--- BEGIN Record excerpts ---
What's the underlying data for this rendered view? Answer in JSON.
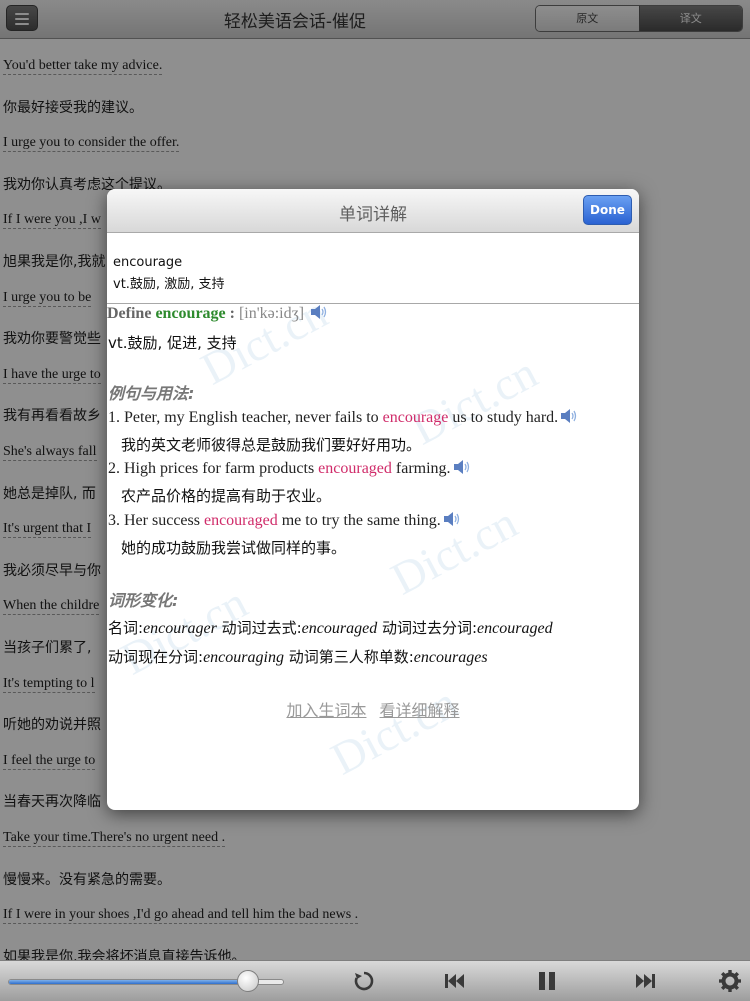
{
  "header": {
    "title": "轻松美语会话-催促",
    "tab_original": "原文",
    "tab_translation": "译文"
  },
  "background_lines": [
    {
      "text": "You'd better take my advice.",
      "lang": "en"
    },
    {
      "text": "你最好接受我的建议。",
      "lang": "zh"
    },
    {
      "text": "I urge you to consider the offer.",
      "lang": "en"
    },
    {
      "text": "我劝你认真考虑这个提议。",
      "lang": "zh"
    },
    {
      "text": "If I were you ,I w",
      "lang": "en"
    },
    {
      "text": "旭果我是你,我就",
      "lang": "zh"
    },
    {
      "text": "I urge you to be",
      "lang": "en"
    },
    {
      "text": "我劝你要警觉些",
      "lang": "zh"
    },
    {
      "text": "I have the urge to",
      "lang": "en"
    },
    {
      "text": "我有再看看故乡",
      "lang": "zh"
    },
    {
      "text": "She's always fall",
      "lang": "en"
    },
    {
      "text": "她总是掉队, 而",
      "lang": "zh"
    },
    {
      "text": "It's urgent that I",
      "lang": "en"
    },
    {
      "text": "我必须尽早与你",
      "lang": "zh"
    },
    {
      "text": "When the childre",
      "lang": "en"
    },
    {
      "text": "当孩子们累了,",
      "lang": "zh"
    },
    {
      "text": "It's tempting to l",
      "lang": "en"
    },
    {
      "text": "听她的劝说并照",
      "lang": "zh"
    },
    {
      "text": "I feel the urge to",
      "lang": "en"
    },
    {
      "text": "当春天再次降临",
      "lang": "zh"
    },
    {
      "text": "Take your time.There's no urgent need .",
      "lang": "en"
    },
    {
      "text": "慢慢来。没有紧急的需要。",
      "lang": "zh"
    },
    {
      "text": "If I were in your shoes ,I'd go ahead and tell him the bad news .",
      "lang": "en"
    },
    {
      "text": "如果我是你,我会将坏消息直接告诉他。",
      "lang": "zh"
    }
  ],
  "player": {
    "progress": 0.87
  },
  "dialog": {
    "title": "单词详解",
    "done_label": "Done",
    "word": "encourage",
    "word_sense": "vt.鼓励, 激励, 支持",
    "define_prefix": "Define",
    "define_word": "encourage",
    "define_colon": ":",
    "phonetic": "[in'kə:idʒ]",
    "define_cn": "vt.鼓励, 促进, 支持",
    "examples_heading": "例句与用法:",
    "examples": [
      {
        "num": "1.",
        "pre": "Peter, my English teacher, never fails to ",
        "hl": "encourage",
        "post": " us to study hard.",
        "cn": "我的英文老师彼得总是鼓励我们要好好用功。"
      },
      {
        "num": "2.",
        "pre": "High prices for farm products ",
        "hl": "encouraged",
        "post": " farming.",
        "cn": "农产品价格的提高有助于农业。"
      },
      {
        "num": "3.",
        "pre": "Her success ",
        "hl": "encouraged",
        "post": " me to try the same thing.",
        "cn": "她的成功鼓励我尝试做同样的事。"
      }
    ],
    "forms_heading": "词形变化:",
    "forms_line1": [
      {
        "label": "名词:",
        "value": "encourager"
      },
      {
        "label": "动词过去式:",
        "value": "encouraged"
      },
      {
        "label": "动词过去分词:",
        "value": "encouraged"
      }
    ],
    "forms_line2": [
      {
        "label": "动词现在分词:",
        "value": "encouraging"
      },
      {
        "label": "动词第三人称单数:",
        "value": "encourages"
      }
    ],
    "link_add": "加入生词本",
    "link_detail": "看详细解释",
    "watermark_text": "Dict.cn"
  }
}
--- END Record excerpts ---
- **What the exercise asks**
Print out the lines exactly, skipping any picture.

- **Written answer**
What's the underlying data for this rendered view? Answer in JSON.
{
  "header": {
    "title": "轻松美语会话-催促",
    "tab_original": "原文",
    "tab_translation": "译文"
  },
  "background_lines": [
    {
      "text": "You'd better take my advice.",
      "lang": "en"
    },
    {
      "text": "你最好接受我的建议。",
      "lang": "zh"
    },
    {
      "text": "I urge you to consider the offer.",
      "lang": "en"
    },
    {
      "text": "我劝你认真考虑这个提议。",
      "lang": "zh"
    },
    {
      "text": "If I were you ,I w",
      "lang": "en"
    },
    {
      "text": "旭果我是你,我就",
      "lang": "zh"
    },
    {
      "text": "I urge you to be",
      "lang": "en"
    },
    {
      "text": "我劝你要警觉些",
      "lang": "zh"
    },
    {
      "text": "I have the urge to",
      "lang": "en"
    },
    {
      "text": "我有再看看故乡",
      "lang": "zh"
    },
    {
      "text": "She's always fall",
      "lang": "en"
    },
    {
      "text": "她总是掉队, 而",
      "lang": "zh"
    },
    {
      "text": "It's urgent that I",
      "lang": "en"
    },
    {
      "text": "我必须尽早与你",
      "lang": "zh"
    },
    {
      "text": "When the childre",
      "lang": "en"
    },
    {
      "text": "当孩子们累了,",
      "lang": "zh"
    },
    {
      "text": "It's tempting to l",
      "lang": "en"
    },
    {
      "text": "听她的劝说并照",
      "lang": "zh"
    },
    {
      "text": "I feel the urge to",
      "lang": "en"
    },
    {
      "text": "当春天再次降临",
      "lang": "zh"
    },
    {
      "text": "Take your time.There's no urgent need .",
      "lang": "en"
    },
    {
      "text": "慢慢来。没有紧急的需要。",
      "lang": "zh"
    },
    {
      "text": "If I were in your shoes ,I'd go ahead and tell him the bad news .",
      "lang": "en"
    },
    {
      "text": "如果我是你,我会将坏消息直接告诉他。",
      "lang": "zh"
    }
  ],
  "player": {
    "progress": 0.87
  },
  "dialog": {
    "title": "单词详解",
    "done_label": "Done",
    "word": "encourage",
    "word_sense": "vt.鼓励, 激励, 支持",
    "define_prefix": "Define",
    "define_word": "encourage",
    "define_colon": ":",
    "phonetic": "[in'kə:idʒ]",
    "define_cn": "vt.鼓励, 促进, 支持",
    "examples_heading": "例句与用法:",
    "examples": [
      {
        "num": "1.",
        "pre": "Peter, my English teacher, never fails to ",
        "hl": "encourage",
        "post": " us to study hard.",
        "cn": "我的英文老师彼得总是鼓励我们要好好用功。"
      },
      {
        "num": "2.",
        "pre": "High prices for farm products ",
        "hl": "encouraged",
        "post": " farming.",
        "cn": "农产品价格的提高有助于农业。"
      },
      {
        "num": "3.",
        "pre": "Her success ",
        "hl": "encouraged",
        "post": " me to try the same thing.",
        "cn": "她的成功鼓励我尝试做同样的事。"
      }
    ],
    "forms_heading": "词形变化:",
    "forms_line1": [
      {
        "label": "名词:",
        "value": "encourager"
      },
      {
        "label": "动词过去式:",
        "value": "encouraged"
      },
      {
        "label": "动词过去分词:",
        "value": "encouraged"
      }
    ],
    "forms_line2": [
      {
        "label": "动词现在分词:",
        "value": "encouraging"
      },
      {
        "label": "动词第三人称单数:",
        "value": "encourages"
      }
    ],
    "link_add": "加入生词本",
    "link_detail": "看详细解释",
    "watermark_text": "Dict.cn"
  }
}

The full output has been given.